* [INSTRUCTIONS FOR THE TASK]
Check each line of the listing below for the string "name", and give only how many lines hold it.

* [RECORD EXTRACTS]
......
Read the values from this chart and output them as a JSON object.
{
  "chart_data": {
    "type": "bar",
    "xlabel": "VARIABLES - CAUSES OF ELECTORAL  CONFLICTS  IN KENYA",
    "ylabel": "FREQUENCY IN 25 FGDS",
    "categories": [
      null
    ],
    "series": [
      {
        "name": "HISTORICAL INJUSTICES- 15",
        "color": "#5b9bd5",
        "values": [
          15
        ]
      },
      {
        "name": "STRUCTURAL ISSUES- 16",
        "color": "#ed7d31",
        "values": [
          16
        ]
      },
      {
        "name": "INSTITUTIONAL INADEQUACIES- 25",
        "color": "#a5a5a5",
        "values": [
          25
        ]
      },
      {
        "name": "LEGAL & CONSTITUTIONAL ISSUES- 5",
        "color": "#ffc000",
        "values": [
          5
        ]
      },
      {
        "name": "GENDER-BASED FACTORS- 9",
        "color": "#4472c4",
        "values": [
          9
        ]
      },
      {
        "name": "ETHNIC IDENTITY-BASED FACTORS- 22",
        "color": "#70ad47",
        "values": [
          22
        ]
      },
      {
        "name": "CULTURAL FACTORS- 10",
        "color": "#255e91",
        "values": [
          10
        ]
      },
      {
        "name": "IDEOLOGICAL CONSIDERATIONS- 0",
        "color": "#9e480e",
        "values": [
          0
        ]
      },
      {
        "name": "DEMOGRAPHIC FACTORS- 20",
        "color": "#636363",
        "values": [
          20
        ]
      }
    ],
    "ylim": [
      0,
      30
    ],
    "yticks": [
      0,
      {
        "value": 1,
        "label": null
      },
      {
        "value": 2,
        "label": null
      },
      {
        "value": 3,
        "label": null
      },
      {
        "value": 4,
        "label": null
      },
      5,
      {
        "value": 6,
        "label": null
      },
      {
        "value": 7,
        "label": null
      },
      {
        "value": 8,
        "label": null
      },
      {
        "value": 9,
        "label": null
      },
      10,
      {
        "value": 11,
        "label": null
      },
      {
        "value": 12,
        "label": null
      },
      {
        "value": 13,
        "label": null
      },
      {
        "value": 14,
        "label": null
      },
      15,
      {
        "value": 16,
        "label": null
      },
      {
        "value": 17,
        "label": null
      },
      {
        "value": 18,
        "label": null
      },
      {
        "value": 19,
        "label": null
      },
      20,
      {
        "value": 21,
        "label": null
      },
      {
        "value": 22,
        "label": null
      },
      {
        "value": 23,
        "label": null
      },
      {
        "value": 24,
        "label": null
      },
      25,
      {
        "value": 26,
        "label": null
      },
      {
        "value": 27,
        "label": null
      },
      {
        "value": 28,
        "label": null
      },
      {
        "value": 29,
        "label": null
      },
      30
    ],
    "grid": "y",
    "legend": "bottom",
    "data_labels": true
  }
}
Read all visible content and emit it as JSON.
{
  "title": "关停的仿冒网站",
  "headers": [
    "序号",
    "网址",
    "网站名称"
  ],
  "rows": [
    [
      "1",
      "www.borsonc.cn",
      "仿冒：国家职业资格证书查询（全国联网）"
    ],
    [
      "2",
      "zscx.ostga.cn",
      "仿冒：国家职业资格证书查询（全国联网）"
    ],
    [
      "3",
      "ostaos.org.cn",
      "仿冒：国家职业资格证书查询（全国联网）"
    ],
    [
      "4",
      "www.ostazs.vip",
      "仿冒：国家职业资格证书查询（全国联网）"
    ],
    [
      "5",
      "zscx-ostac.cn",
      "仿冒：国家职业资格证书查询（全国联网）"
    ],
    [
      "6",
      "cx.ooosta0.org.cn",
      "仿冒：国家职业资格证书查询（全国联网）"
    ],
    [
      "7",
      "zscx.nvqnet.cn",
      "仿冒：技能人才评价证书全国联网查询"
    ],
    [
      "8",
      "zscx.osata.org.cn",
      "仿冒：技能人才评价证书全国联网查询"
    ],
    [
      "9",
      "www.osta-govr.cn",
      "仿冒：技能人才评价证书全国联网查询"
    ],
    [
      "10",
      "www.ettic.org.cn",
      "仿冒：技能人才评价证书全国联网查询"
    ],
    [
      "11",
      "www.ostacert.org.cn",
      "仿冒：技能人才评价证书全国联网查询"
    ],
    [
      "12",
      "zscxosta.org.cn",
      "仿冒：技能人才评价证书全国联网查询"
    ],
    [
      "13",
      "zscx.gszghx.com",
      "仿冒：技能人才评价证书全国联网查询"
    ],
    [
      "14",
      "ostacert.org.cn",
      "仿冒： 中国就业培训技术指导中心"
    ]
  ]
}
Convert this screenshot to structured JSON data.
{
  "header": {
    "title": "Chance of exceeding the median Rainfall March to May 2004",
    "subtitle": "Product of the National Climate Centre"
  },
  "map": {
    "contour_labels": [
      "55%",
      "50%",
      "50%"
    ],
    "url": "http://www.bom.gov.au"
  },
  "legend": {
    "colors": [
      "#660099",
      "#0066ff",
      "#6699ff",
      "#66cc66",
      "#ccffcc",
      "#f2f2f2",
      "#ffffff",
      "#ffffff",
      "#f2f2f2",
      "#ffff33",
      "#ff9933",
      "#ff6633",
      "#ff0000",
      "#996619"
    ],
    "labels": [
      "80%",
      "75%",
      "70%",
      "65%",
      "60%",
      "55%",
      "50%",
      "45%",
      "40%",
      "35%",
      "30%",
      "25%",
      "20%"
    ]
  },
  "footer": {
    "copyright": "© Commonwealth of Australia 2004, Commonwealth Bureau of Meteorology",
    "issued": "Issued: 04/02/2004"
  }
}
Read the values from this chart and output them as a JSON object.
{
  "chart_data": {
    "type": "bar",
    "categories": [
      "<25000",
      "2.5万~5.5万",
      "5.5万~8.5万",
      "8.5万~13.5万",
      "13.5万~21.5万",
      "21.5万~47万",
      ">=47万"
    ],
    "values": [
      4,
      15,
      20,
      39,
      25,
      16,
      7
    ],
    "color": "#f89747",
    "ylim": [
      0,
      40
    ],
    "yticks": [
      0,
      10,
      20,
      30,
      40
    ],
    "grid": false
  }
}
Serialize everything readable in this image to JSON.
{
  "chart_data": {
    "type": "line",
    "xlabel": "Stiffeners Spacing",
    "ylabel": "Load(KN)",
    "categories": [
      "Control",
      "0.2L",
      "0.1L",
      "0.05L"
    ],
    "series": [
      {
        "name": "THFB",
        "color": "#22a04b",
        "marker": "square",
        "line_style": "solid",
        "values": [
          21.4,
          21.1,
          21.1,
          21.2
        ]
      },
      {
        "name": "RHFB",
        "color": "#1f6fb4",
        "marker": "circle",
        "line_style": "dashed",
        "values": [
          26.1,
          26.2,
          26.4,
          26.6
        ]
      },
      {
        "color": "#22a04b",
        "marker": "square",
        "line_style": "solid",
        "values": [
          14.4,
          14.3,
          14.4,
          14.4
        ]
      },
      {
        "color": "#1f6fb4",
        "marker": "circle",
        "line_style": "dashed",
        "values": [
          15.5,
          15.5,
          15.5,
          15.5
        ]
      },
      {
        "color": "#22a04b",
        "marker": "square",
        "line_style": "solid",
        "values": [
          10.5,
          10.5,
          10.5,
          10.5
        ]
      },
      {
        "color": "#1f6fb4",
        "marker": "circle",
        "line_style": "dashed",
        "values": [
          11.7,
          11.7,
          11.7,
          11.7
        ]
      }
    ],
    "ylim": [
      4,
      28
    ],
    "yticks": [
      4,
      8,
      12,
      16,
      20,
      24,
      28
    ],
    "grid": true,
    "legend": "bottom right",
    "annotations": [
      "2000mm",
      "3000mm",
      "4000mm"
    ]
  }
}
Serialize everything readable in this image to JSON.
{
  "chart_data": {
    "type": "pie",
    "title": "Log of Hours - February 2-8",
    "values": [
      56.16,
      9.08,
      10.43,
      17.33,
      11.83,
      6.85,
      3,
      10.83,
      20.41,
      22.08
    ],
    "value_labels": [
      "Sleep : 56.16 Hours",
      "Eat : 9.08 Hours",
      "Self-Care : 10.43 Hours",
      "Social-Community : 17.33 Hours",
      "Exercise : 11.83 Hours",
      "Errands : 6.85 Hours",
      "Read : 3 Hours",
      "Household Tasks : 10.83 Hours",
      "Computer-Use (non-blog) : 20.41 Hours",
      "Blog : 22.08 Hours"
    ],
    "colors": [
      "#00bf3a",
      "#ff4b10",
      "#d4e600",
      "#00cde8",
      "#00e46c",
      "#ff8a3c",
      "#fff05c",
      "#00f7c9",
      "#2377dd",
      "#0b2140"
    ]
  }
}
......
* [PROBLEM SOLUTION]
11